▸ **SHORT EXERCISE**: Look below for the line containing "What's the underlying", then write out that line and every line after it to the end, exactly, minus the pictures.

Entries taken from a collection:
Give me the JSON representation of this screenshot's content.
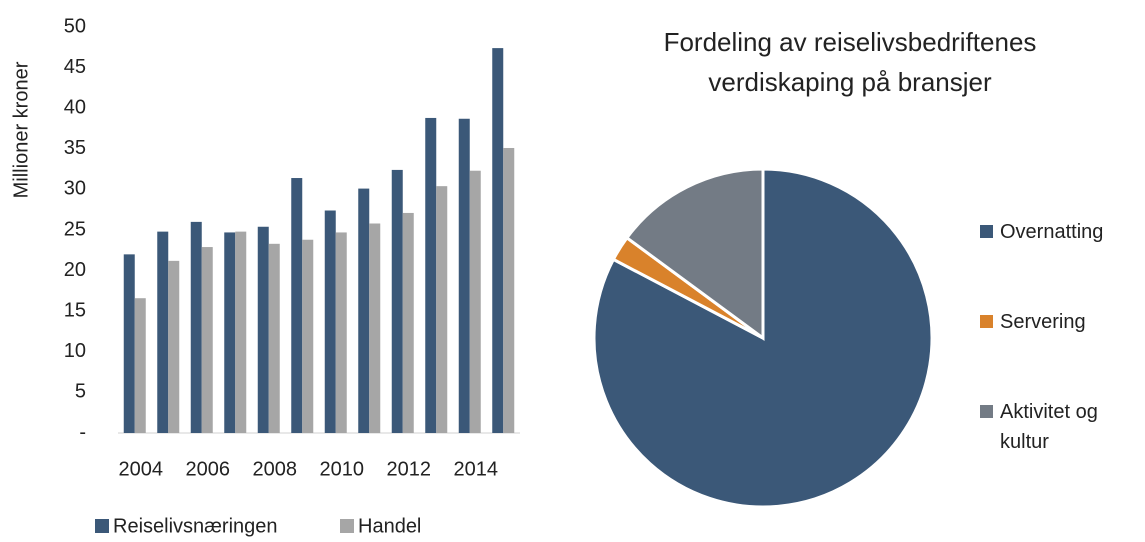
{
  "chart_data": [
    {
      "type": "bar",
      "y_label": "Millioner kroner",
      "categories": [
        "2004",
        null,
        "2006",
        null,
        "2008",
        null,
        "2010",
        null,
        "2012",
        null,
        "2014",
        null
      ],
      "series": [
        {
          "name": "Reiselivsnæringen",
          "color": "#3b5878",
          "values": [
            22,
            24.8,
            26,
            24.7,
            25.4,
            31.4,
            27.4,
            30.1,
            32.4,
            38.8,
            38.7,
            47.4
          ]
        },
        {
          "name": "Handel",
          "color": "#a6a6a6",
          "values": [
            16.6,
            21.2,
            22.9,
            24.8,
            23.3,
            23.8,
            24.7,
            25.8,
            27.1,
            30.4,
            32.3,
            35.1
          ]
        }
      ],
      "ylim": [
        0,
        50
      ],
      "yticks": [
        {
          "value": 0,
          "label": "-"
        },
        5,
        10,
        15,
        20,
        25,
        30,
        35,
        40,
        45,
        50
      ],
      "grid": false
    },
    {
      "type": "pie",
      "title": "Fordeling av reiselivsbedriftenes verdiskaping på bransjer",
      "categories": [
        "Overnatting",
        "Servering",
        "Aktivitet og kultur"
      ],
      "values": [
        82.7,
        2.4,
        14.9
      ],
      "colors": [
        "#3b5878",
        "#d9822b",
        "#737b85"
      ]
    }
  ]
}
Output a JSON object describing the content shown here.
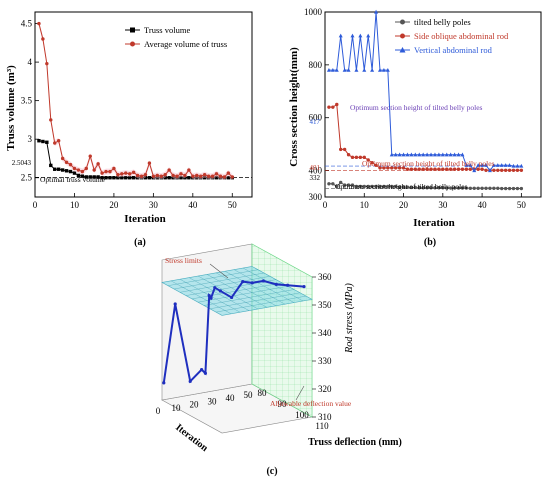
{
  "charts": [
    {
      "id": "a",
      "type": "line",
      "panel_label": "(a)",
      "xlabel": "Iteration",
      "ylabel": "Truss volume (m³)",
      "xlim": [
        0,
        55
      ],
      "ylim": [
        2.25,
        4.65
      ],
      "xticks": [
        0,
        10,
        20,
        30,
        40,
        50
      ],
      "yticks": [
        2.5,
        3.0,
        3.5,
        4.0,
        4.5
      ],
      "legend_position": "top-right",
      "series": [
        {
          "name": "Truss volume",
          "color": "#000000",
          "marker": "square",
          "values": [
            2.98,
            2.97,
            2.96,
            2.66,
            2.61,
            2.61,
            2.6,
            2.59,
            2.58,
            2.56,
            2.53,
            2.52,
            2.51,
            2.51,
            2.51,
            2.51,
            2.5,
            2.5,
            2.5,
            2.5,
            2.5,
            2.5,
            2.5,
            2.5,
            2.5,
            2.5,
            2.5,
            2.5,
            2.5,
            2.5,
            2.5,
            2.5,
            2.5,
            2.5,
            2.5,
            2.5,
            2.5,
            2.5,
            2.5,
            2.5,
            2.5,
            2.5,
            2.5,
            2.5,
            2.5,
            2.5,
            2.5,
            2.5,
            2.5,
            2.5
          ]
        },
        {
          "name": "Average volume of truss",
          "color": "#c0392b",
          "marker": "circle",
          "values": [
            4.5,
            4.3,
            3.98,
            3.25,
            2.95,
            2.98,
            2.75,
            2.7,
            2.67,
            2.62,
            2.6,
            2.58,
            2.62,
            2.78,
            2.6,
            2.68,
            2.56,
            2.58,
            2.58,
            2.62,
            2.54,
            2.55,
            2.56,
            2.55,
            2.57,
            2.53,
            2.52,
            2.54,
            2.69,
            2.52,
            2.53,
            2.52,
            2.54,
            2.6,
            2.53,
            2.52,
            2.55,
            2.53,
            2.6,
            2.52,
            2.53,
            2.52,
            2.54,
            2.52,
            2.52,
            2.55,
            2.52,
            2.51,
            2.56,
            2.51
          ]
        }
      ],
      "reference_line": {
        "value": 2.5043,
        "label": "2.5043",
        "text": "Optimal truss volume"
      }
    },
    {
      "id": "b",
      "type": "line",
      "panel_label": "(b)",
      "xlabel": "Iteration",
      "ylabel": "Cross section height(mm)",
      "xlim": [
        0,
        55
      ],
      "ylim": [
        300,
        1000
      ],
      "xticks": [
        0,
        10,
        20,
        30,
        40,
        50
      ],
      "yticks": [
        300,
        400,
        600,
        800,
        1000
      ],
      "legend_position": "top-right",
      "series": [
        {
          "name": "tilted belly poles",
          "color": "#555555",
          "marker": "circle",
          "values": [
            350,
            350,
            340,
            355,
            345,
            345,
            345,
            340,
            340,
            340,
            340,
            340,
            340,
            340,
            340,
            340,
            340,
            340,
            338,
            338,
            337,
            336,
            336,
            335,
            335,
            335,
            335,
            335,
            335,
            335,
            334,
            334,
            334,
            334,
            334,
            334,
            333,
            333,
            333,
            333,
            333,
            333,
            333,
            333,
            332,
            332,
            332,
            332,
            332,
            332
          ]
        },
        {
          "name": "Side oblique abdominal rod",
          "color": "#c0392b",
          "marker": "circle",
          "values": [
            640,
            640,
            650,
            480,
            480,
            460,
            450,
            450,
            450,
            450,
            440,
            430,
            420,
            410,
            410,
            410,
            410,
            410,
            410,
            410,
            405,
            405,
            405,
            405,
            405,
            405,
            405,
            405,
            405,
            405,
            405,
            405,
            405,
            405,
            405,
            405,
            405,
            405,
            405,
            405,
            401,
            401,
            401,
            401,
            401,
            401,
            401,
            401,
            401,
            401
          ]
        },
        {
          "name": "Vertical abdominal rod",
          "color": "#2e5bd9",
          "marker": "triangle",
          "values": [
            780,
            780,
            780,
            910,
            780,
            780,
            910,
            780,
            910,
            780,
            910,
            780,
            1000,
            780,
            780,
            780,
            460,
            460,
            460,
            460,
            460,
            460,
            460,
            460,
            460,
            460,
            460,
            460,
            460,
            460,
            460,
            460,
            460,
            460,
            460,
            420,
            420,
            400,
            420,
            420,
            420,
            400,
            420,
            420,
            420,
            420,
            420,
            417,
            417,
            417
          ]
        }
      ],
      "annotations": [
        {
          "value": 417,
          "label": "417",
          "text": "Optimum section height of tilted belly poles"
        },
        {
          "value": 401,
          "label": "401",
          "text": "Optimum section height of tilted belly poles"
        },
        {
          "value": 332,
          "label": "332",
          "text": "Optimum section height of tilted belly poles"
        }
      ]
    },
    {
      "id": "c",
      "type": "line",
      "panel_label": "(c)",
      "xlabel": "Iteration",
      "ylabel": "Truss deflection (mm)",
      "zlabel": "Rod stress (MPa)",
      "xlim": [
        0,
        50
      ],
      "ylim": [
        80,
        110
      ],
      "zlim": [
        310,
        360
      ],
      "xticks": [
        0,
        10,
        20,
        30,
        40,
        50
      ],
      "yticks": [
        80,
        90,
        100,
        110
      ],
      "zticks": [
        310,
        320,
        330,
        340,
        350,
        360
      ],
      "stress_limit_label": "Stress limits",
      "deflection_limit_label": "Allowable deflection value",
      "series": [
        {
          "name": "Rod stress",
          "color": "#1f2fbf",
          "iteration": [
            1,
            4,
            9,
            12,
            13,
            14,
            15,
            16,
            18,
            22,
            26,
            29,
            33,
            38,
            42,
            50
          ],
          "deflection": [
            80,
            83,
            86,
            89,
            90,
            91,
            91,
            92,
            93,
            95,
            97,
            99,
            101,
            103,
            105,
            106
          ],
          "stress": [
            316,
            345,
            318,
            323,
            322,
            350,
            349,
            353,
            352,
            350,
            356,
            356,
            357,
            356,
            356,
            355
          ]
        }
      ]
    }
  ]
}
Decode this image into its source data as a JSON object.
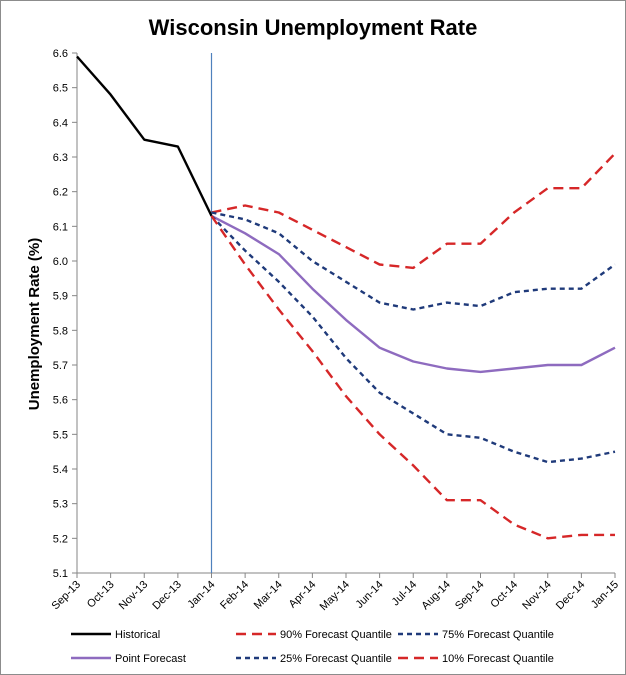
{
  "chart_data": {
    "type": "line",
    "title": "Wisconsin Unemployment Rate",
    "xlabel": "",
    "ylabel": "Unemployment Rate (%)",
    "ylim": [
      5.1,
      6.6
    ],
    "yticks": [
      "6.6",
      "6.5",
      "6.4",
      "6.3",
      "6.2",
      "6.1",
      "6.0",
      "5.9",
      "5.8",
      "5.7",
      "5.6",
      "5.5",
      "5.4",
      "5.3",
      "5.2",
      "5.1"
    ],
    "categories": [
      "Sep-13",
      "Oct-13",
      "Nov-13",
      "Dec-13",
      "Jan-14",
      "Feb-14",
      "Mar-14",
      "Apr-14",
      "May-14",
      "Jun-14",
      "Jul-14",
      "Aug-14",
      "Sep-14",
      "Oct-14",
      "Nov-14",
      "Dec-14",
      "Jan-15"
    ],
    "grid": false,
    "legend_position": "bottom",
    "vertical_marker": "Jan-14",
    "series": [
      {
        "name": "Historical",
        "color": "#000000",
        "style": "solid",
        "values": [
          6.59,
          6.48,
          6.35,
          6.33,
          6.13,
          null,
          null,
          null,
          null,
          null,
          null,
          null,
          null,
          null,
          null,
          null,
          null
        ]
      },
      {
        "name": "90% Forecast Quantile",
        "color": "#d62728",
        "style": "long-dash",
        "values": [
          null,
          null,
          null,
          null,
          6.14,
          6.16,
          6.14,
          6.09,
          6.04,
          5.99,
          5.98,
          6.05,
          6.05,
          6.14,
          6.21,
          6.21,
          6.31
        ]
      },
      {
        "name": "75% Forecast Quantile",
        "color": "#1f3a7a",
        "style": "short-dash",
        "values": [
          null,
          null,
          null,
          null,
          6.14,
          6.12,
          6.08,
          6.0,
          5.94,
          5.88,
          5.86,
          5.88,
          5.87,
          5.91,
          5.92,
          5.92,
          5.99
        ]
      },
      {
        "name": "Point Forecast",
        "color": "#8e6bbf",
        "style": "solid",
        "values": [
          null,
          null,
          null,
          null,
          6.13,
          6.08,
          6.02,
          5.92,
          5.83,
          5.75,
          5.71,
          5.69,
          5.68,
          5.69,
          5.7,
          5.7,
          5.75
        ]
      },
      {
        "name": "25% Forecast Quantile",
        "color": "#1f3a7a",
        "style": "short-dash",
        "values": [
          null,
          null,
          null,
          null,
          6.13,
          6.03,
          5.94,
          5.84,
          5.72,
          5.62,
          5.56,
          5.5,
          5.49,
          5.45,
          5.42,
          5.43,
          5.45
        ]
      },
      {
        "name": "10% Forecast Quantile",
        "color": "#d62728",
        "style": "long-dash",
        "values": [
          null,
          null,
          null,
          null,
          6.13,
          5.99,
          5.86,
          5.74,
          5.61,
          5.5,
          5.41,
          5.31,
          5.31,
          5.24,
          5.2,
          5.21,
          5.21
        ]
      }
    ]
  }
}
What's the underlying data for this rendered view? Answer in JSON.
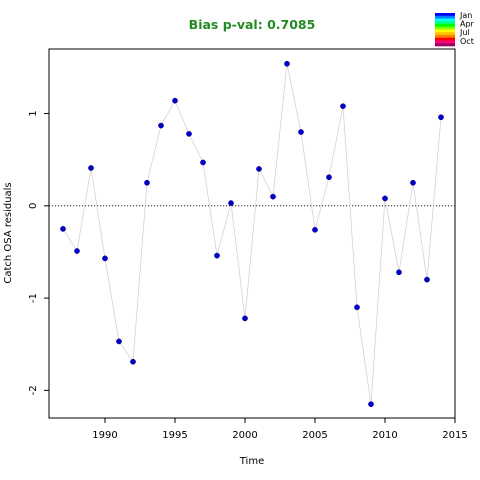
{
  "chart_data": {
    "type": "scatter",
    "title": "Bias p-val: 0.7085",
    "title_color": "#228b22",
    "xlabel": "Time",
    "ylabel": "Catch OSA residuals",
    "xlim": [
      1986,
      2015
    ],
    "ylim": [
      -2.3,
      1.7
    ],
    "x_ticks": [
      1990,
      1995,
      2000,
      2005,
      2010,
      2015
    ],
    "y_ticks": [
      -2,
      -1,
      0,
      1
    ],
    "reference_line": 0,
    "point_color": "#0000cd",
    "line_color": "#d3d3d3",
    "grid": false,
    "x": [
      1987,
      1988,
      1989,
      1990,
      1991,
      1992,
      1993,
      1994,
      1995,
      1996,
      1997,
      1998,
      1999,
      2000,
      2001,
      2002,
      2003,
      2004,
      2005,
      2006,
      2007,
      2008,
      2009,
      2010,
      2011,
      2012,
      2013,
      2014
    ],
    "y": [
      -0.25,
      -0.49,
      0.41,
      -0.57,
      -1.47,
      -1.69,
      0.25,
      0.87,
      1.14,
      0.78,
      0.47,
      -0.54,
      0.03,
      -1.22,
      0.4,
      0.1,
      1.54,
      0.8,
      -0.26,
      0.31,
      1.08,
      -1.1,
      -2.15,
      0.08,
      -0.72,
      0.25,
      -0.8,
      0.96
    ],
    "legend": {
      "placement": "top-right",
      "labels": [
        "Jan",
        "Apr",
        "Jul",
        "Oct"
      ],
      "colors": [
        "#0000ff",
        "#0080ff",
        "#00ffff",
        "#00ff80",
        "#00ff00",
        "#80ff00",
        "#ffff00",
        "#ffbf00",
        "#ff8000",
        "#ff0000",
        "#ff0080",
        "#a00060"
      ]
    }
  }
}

▸ **EXPECTED OUTPUT**:
What's the underlying data for this rendered view? Answer in JSON.
{
  "chart_data": {
    "type": "scatter",
    "title": "Bias p-val: 0.7085",
    "title_color": "#228b22",
    "xlabel": "Time",
    "ylabel": "Catch OSA residuals",
    "xlim": [
      1986,
      2015
    ],
    "ylim": [
      -2.3,
      1.7
    ],
    "x_ticks": [
      1990,
      1995,
      2000,
      2005,
      2010,
      2015
    ],
    "y_ticks": [
      -2,
      -1,
      0,
      1
    ],
    "reference_line": 0,
    "point_color": "#0000cd",
    "line_color": "#d3d3d3",
    "grid": false,
    "x": [
      1987,
      1988,
      1989,
      1990,
      1991,
      1992,
      1993,
      1994,
      1995,
      1996,
      1997,
      1998,
      1999,
      2000,
      2001,
      2002,
      2003,
      2004,
      2005,
      2006,
      2007,
      2008,
      2009,
      2010,
      2011,
      2012,
      2013,
      2014
    ],
    "y": [
      -0.25,
      -0.49,
      0.41,
      -0.57,
      -1.47,
      -1.69,
      0.25,
      0.87,
      1.14,
      0.78,
      0.47,
      -0.54,
      0.03,
      -1.22,
      0.4,
      0.1,
      1.54,
      0.8,
      -0.26,
      0.31,
      1.08,
      -1.1,
      -2.15,
      0.08,
      -0.72,
      0.25,
      -0.8,
      0.96
    ],
    "legend": {
      "placement": "top-right",
      "labels": [
        "Jan",
        "Apr",
        "Jul",
        "Oct"
      ],
      "colors": [
        "#0000ff",
        "#0080ff",
        "#00ffff",
        "#00ff80",
        "#00ff00",
        "#80ff00",
        "#ffff00",
        "#ffbf00",
        "#ff8000",
        "#ff0000",
        "#ff0080",
        "#a00060"
      ]
    }
  }
}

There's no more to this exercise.